* [WORK TO BE COMPLETED] Check each line of the material below for "поліція", then copy the ones that contain it.

______

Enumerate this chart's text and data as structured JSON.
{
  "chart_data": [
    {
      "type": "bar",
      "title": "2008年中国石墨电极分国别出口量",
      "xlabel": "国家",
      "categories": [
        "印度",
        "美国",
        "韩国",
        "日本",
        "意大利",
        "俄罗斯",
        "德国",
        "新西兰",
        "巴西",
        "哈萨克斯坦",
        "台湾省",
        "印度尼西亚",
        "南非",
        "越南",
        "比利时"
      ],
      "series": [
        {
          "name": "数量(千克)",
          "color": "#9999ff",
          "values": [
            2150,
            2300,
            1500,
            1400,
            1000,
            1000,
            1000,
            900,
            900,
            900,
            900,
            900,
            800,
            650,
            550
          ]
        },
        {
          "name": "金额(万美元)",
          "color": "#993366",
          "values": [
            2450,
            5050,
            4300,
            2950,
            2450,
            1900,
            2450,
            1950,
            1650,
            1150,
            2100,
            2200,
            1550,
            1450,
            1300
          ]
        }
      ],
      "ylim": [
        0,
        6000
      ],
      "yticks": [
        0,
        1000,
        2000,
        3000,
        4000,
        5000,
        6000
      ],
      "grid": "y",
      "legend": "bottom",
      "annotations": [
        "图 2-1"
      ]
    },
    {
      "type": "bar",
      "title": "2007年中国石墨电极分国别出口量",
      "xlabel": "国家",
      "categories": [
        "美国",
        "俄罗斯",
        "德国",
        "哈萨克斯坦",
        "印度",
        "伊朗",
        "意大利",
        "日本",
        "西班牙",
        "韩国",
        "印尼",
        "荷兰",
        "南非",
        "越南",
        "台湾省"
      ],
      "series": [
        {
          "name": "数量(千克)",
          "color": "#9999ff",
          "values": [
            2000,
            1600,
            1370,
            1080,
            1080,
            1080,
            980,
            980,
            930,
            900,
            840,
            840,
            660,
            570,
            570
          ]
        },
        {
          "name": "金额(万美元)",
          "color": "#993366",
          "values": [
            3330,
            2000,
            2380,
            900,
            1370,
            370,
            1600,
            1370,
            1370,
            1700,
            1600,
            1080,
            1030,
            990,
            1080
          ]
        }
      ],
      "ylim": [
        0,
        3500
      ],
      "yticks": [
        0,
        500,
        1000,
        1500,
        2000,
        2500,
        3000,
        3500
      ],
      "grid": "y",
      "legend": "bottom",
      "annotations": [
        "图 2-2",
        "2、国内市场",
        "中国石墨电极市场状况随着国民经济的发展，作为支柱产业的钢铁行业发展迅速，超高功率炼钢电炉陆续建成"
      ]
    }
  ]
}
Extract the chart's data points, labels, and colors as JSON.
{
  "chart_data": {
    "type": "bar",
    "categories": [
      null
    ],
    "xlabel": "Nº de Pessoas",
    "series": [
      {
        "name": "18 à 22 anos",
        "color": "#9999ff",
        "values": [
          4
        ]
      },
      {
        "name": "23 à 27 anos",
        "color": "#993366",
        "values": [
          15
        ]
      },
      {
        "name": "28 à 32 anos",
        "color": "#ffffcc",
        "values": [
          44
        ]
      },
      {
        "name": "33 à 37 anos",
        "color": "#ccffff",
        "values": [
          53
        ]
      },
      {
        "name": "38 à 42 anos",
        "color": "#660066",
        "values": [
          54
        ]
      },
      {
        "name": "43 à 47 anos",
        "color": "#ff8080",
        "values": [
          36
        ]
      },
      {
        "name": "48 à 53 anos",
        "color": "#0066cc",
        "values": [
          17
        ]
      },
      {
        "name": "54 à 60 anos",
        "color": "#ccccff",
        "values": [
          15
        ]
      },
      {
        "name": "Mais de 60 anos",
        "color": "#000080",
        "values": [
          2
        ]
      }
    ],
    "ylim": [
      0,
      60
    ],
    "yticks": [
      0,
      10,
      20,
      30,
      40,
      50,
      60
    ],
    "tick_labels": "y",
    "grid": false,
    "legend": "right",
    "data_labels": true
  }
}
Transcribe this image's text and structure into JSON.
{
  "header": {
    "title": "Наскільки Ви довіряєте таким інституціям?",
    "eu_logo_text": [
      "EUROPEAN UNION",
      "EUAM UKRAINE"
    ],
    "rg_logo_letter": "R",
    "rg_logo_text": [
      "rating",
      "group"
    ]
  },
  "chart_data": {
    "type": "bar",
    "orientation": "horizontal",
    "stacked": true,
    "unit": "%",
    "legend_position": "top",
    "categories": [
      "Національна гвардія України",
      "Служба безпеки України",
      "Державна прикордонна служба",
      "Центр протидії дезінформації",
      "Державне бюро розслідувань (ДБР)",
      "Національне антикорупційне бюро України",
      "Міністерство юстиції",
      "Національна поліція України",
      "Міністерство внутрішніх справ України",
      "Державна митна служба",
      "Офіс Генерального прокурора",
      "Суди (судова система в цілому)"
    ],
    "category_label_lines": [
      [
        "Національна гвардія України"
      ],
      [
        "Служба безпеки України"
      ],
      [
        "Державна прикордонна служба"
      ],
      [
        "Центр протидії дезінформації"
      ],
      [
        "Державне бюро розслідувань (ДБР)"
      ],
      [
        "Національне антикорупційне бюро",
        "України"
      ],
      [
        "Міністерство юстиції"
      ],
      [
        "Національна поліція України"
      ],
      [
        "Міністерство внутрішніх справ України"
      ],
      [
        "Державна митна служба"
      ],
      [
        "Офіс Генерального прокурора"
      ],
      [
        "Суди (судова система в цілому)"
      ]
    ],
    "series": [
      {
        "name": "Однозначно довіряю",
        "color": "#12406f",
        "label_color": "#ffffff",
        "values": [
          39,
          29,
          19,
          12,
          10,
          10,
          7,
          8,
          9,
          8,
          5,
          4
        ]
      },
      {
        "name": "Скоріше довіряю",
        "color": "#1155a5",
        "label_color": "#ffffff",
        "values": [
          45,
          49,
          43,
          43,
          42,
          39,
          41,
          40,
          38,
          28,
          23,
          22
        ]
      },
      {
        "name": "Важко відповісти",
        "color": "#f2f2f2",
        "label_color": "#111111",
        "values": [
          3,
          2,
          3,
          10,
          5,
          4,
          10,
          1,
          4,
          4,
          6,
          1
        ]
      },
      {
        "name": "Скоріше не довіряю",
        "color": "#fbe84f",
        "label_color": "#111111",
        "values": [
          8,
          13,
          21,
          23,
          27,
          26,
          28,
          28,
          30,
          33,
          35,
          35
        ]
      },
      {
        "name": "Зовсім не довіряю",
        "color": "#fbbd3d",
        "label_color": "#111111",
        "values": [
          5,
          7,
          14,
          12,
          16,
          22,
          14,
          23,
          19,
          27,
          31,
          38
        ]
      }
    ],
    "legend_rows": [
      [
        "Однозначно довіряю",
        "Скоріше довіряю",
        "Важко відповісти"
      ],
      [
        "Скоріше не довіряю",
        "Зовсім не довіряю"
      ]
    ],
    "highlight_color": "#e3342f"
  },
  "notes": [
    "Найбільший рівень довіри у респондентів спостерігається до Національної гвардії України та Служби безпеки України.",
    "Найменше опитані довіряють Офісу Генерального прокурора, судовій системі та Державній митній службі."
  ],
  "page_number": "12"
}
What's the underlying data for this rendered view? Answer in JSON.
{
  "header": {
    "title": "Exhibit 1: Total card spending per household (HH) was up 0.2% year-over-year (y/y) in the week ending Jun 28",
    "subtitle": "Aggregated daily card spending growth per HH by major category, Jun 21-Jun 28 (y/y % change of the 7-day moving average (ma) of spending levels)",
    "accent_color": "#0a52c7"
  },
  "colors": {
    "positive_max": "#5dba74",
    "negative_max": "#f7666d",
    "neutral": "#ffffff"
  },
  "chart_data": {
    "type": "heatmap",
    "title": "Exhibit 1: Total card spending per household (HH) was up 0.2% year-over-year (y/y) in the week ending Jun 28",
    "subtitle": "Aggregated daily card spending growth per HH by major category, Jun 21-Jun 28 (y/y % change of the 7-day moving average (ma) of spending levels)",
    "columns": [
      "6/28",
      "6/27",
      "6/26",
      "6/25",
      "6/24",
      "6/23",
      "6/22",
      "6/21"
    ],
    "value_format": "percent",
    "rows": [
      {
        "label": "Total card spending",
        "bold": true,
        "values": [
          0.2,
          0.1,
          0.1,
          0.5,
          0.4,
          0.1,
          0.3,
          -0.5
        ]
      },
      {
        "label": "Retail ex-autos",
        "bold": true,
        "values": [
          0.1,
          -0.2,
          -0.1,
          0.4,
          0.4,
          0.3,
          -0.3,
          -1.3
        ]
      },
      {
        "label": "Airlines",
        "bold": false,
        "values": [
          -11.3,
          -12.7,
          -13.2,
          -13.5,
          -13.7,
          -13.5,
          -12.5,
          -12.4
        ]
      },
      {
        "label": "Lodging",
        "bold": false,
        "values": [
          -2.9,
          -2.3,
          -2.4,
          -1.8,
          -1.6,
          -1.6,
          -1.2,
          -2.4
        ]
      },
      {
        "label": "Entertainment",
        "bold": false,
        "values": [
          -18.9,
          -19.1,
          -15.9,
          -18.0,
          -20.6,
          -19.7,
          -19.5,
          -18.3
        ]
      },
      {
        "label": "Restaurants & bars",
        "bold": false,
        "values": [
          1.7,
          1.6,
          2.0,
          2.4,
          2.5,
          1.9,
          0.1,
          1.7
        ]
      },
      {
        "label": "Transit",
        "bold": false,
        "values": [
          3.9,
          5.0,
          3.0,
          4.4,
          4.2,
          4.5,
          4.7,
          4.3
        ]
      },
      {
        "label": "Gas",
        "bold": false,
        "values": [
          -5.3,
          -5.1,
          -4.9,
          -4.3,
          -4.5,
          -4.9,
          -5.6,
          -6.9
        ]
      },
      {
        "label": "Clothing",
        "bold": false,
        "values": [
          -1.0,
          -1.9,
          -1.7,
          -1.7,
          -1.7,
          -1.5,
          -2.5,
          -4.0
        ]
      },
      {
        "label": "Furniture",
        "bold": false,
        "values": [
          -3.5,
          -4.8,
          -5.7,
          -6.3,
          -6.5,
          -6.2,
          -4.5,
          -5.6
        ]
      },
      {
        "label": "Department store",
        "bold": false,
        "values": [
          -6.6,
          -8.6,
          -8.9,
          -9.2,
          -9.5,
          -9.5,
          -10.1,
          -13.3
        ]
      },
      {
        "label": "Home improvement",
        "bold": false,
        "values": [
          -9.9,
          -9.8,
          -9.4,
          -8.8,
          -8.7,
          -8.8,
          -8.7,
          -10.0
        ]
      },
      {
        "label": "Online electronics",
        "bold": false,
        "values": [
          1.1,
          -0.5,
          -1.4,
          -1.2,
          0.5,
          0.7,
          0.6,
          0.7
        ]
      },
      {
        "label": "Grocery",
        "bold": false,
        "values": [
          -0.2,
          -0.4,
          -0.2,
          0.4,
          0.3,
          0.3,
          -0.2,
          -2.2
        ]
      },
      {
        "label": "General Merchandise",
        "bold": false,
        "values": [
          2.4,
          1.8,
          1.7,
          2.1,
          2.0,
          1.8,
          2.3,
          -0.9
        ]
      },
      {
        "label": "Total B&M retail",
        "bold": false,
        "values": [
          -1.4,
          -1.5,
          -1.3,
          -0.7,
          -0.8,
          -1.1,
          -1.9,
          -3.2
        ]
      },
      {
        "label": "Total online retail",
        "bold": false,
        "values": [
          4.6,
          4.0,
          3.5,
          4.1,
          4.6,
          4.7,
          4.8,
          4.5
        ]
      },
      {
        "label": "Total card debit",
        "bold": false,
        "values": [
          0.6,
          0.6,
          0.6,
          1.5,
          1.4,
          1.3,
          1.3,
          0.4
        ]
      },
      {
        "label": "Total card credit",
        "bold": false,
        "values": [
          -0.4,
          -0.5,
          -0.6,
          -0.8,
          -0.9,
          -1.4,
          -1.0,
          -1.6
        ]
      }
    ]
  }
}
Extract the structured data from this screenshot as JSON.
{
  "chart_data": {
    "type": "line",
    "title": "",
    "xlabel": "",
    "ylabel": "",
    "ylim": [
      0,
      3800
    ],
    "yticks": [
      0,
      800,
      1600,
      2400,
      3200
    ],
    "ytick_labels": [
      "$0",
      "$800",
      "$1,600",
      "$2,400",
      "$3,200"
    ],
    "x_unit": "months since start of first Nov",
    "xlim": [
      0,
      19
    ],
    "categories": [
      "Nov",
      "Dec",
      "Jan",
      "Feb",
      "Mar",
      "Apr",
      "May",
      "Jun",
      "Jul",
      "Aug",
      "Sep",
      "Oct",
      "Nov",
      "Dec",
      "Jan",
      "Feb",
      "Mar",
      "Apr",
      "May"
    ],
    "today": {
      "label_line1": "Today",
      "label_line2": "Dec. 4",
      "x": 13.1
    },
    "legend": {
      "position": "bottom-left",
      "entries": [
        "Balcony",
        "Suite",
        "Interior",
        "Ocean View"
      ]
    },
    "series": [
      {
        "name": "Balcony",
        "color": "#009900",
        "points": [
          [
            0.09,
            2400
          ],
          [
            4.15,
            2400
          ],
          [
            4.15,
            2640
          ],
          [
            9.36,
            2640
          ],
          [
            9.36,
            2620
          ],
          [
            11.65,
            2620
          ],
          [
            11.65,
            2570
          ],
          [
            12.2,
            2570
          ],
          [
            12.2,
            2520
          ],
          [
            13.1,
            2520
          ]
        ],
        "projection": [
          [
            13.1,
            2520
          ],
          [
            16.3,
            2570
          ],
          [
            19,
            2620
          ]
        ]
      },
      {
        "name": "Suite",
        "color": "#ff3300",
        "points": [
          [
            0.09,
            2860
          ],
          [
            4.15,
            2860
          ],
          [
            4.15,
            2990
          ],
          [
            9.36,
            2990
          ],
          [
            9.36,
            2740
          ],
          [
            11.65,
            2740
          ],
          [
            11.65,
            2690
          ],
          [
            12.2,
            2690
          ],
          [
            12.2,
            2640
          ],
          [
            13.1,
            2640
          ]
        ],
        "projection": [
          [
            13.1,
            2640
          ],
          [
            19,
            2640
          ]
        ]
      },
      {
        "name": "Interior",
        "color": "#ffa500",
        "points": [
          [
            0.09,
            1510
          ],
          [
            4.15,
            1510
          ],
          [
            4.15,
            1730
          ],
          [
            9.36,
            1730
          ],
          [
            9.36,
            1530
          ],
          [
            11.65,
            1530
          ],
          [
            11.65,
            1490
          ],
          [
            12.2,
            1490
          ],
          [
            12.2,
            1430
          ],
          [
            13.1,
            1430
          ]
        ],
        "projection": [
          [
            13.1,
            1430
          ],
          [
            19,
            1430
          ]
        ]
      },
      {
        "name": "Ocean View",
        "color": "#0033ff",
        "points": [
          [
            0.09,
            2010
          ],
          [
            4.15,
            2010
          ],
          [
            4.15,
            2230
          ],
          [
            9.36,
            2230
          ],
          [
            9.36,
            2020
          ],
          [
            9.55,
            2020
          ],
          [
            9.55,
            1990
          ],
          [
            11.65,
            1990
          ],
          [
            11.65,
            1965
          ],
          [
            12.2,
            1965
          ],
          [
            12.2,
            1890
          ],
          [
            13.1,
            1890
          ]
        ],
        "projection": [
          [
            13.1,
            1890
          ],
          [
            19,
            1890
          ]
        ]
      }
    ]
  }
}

______

* [OUTPUT]
      "Національна поліція України",
        "Національна поліція України"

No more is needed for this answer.